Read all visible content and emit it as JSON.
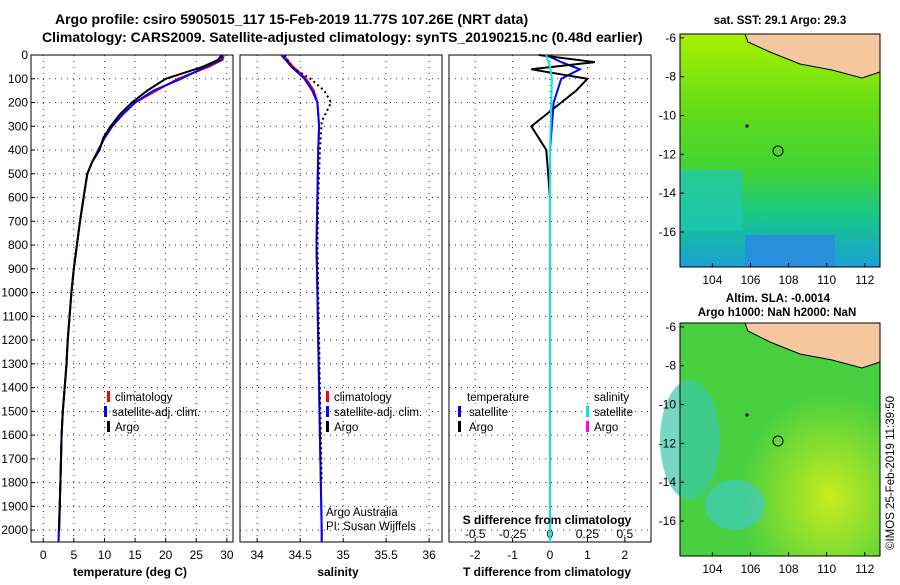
{
  "header": {
    "line1": "Argo profile: csiro 5905015_117 15-Feb-2019 11.77S 107.26E (NRT data)",
    "line2": "Climatology: CARS2009. Satellite-adjusted climatology: synTS_20190215.nc (0.48d earlier)"
  },
  "colors": {
    "climatology": "#ff0000",
    "satellite": "#0000ff",
    "argo": "#000000",
    "s_satellite": "#00e5ee",
    "s_argo": "#ff00ff",
    "land": "#f5c8a0"
  },
  "chart_data": [
    {
      "type": "line",
      "xlabel": "temperature (deg C)",
      "ylabel": "",
      "xlim": [
        -2,
        31
      ],
      "ylim": [
        2050,
        0
      ],
      "xticks": [
        0,
        5,
        10,
        15,
        20,
        25,
        30
      ],
      "yticks": [
        0,
        100,
        200,
        300,
        400,
        500,
        600,
        700,
        800,
        900,
        1000,
        1100,
        1200,
        1300,
        1400,
        1500,
        1600,
        1700,
        1800,
        1900,
        2000
      ],
      "grid": true,
      "legend": "bottom-center",
      "series": [
        {
          "name": "climatology",
          "color": "#ff0000",
          "x": [
            29.5,
            29.3,
            27,
            22,
            18.5,
            15,
            13,
            11.3,
            10,
            9,
            8,
            7.2,
            6.6,
            6,
            5.5,
            5,
            4.6,
            4.3,
            4,
            3.8,
            3.5,
            3.2,
            3,
            2.8,
            2.5
          ],
          "y": [
            0,
            20,
            50,
            100,
            150,
            200,
            250,
            300,
            350,
            400,
            450,
            500,
            600,
            700,
            800,
            900,
            1000,
            1100,
            1200,
            1300,
            1400,
            1500,
            1600,
            1800,
            2050
          ]
        },
        {
          "name": "satellite-adj. clim.",
          "color": "#0000ff",
          "x": [
            29.3,
            29.1,
            26.5,
            22.5,
            18,
            15,
            13,
            11.2,
            10,
            9,
            8,
            7.2,
            6.6,
            6,
            5.5,
            5,
            4.6,
            4.3,
            4,
            3.8,
            3.5,
            3.2,
            3,
            2.8,
            2.5
          ],
          "y": [
            0,
            20,
            50,
            100,
            150,
            200,
            250,
            300,
            350,
            400,
            450,
            500,
            600,
            700,
            800,
            900,
            1000,
            1100,
            1200,
            1300,
            1400,
            1500,
            1600,
            1800,
            2050
          ]
        },
        {
          "name": "Argo",
          "color": "#000000",
          "x": [
            29.1,
            28.6,
            26,
            20,
            17,
            14.5,
            12.5,
            11,
            9.8,
            9.2,
            8,
            7.2,
            6.6,
            6,
            5.5,
            5,
            4.6,
            4.3,
            4,
            3.8,
            3.5,
            3.2,
            3,
            2.8,
            2.6
          ],
          "y": [
            0,
            20,
            50,
            100,
            150,
            200,
            250,
            300,
            350,
            400,
            450,
            500,
            600,
            700,
            800,
            900,
            1000,
            1100,
            1200,
            1300,
            1400,
            1500,
            1600,
            1800,
            2000
          ]
        }
      ]
    },
    {
      "type": "line",
      "xlabel": "salinity",
      "ylabel": "",
      "xlim": [
        33.8,
        36.15
      ],
      "ylim": [
        2050,
        0
      ],
      "xticks": [
        34,
        34.5,
        35,
        35.5,
        36
      ],
      "grid": true,
      "legend": "bottom-right",
      "annotations": [
        "Argo Australia",
        "PI: Susan Wijffels"
      ],
      "series": [
        {
          "name": "climatology",
          "color": "#ff0000",
          "x": [
            34.3,
            34.42,
            34.57,
            34.66,
            34.7,
            34.72,
            34.71,
            34.7,
            34.69,
            34.7,
            34.71,
            34.72,
            34.73,
            34.74,
            34.75,
            34.75
          ],
          "y": [
            0,
            50,
            100,
            150,
            200,
            300,
            400,
            600,
            800,
            1000,
            1200,
            1400,
            1600,
            1800,
            2000,
            2050
          ]
        },
        {
          "name": "satellite-adj. clim.",
          "color": "#0000ff",
          "x": [
            34.28,
            34.4,
            34.55,
            34.64,
            34.7,
            34.72,
            34.71,
            34.7,
            34.69,
            34.7,
            34.71,
            34.72,
            34.73,
            34.74,
            34.75,
            34.75
          ],
          "y": [
            0,
            50,
            100,
            150,
            200,
            300,
            400,
            600,
            800,
            1000,
            1200,
            1400,
            1600,
            1800,
            2000,
            2050
          ]
        },
        {
          "name": "Argo",
          "color": "#000000",
          "x": [
            34.32,
            34.4,
            34.62,
            34.78,
            34.86,
            34.75,
            34.73,
            34.71,
            34.7,
            34.71,
            34.72,
            34.73,
            34.74,
            34.75
          ],
          "y": [
            0,
            50,
            100,
            150,
            200,
            280,
            400,
            600,
            800,
            1000,
            1200,
            1400,
            1600,
            1800
          ]
        }
      ]
    },
    {
      "type": "line",
      "xlabel": "T difference from climatology",
      "top_label": "S difference from climatology",
      "xlim": [
        -2.7,
        2.7
      ],
      "ylim": [
        2050,
        0
      ],
      "xticks": [
        -2,
        -1,
        0,
        1,
        2
      ],
      "top_ticks": [
        "-0.5",
        "-0.25",
        "0",
        "0.25",
        "0.5"
      ],
      "grid": true,
      "legend_titles": [
        "temperature",
        "salinity"
      ],
      "series": [
        {
          "name": "T satellite",
          "color": "#0000ff",
          "x": [
            -0.1,
            0.3,
            0.8,
            0.3,
            0.1,
            0,
            0,
            0,
            0,
            0
          ],
          "y": [
            0,
            30,
            60,
            100,
            200,
            400,
            800,
            1200,
            1600,
            2050
          ]
        },
        {
          "name": "T Argo",
          "color": "#000000",
          "x": [
            -0.3,
            1.2,
            -0.5,
            1.0,
            0.7,
            0.3,
            -0.5,
            -0.1,
            0,
            0,
            0,
            0
          ],
          "y": [
            0,
            30,
            60,
            100,
            150,
            200,
            300,
            400,
            600,
            1000,
            1500,
            2000
          ]
        },
        {
          "name": "S satellite",
          "color": "#00e5ee",
          "x": [
            -0.1,
            0.0,
            0.05,
            0,
            0,
            0
          ],
          "y": [
            0,
            50,
            100,
            400,
            1000,
            2050
          ]
        }
      ]
    }
  ],
  "maps": [
    {
      "title": "sat. SST: 29.1  Argo: 29.3",
      "subtitle": "",
      "xticks": [
        "104",
        "106",
        "108",
        "110",
        "112"
      ],
      "yticks": [
        "-6",
        "-8",
        "-10",
        "-12",
        "-14",
        "-16"
      ]
    },
    {
      "title": "Altim. SLA: -0.0014",
      "subtitle": "Argo h1000: NaN  h2000: NaN",
      "xticks": [
        "104",
        "106",
        "108",
        "110",
        "112"
      ],
      "yticks": [
        "-6",
        "-8",
        "-10",
        "-12",
        "-14",
        "-16"
      ]
    }
  ],
  "footer": {
    "credit": "©IMOS 25-Feb-2019 11:39:50"
  }
}
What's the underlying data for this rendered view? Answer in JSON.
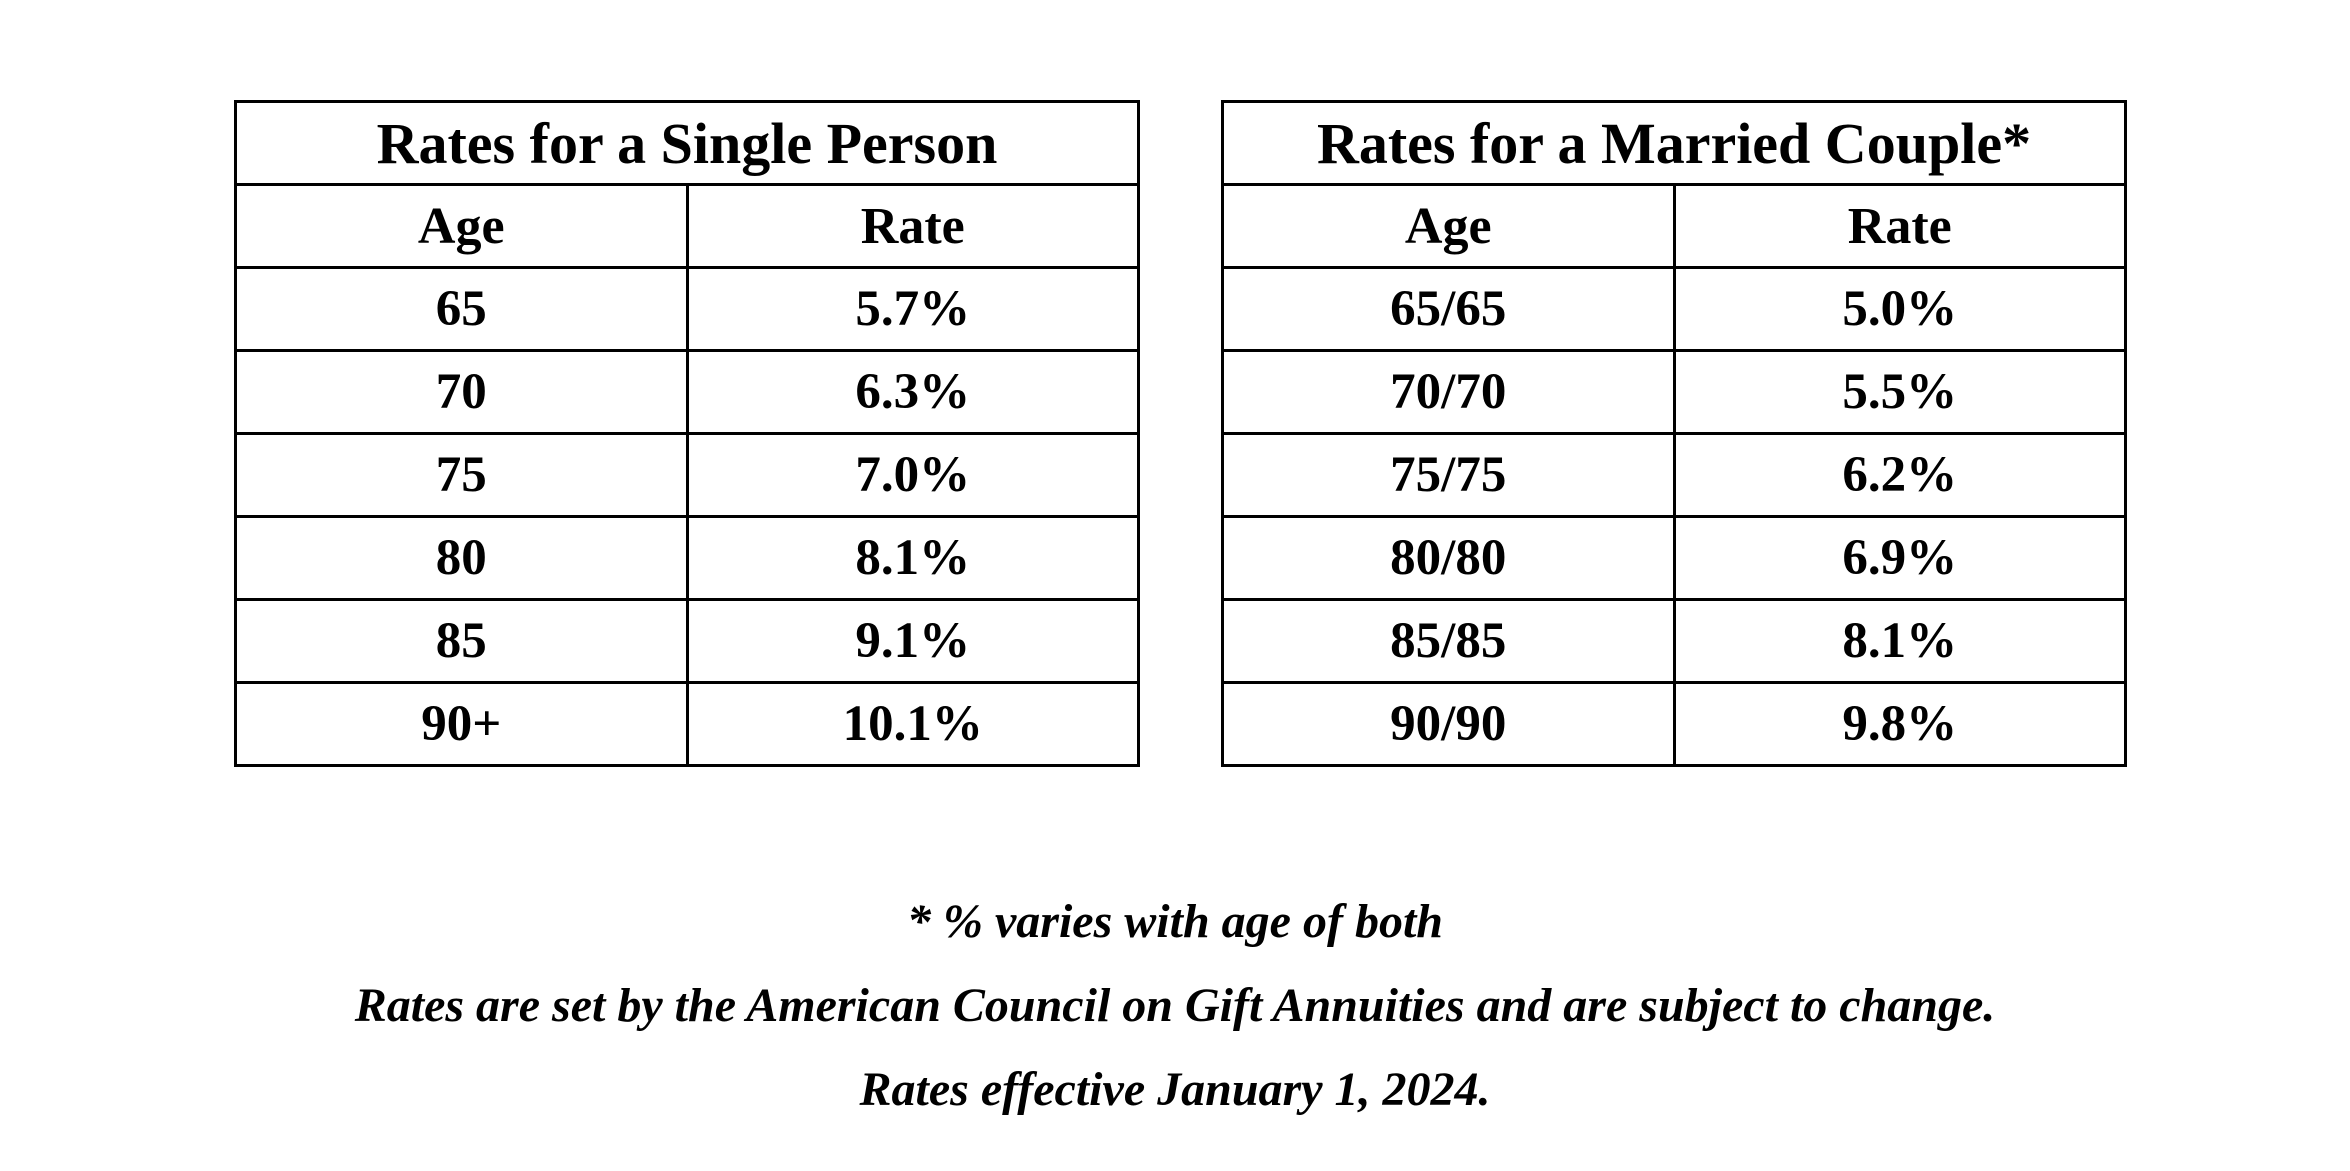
{
  "single": {
    "title": "Rates for a Single Person",
    "headers": {
      "age": "Age",
      "rate": "Rate"
    },
    "rows": [
      {
        "age": "65",
        "rate": "5.7%"
      },
      {
        "age": "70",
        "rate": "6.3%"
      },
      {
        "age": "75",
        "rate": "7.0%"
      },
      {
        "age": "80",
        "rate": "8.1%"
      },
      {
        "age": "85",
        "rate": "9.1%"
      },
      {
        "age": "90+",
        "rate": "10.1%"
      }
    ]
  },
  "couple": {
    "title": "Rates for a Married Couple*",
    "headers": {
      "age": "Age",
      "rate": "Rate"
    },
    "rows": [
      {
        "age": "65/65",
        "rate": "5.0%"
      },
      {
        "age": "70/70",
        "rate": "5.5%"
      },
      {
        "age": "75/75",
        "rate": "6.2%"
      },
      {
        "age": "80/80",
        "rate": "6.9%"
      },
      {
        "age": "85/85",
        "rate": "8.1%"
      },
      {
        "age": "90/90",
        "rate": "9.8%"
      }
    ]
  },
  "notes": {
    "footnote": "* % varies with age of both",
    "disclaimer": "Rates are set by the American Council on Gift Annuities and are subject to change.",
    "effective": "Rates effective January 1, 2024."
  }
}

→ **Directions for this task**
From the records, copy every line that has the string "xlabel" in it.

→ **Answer to this task**
      "xlabel": "temperature (deg C)",
      "xlabel": "salinity",
      "xlabel": "T difference from climatology",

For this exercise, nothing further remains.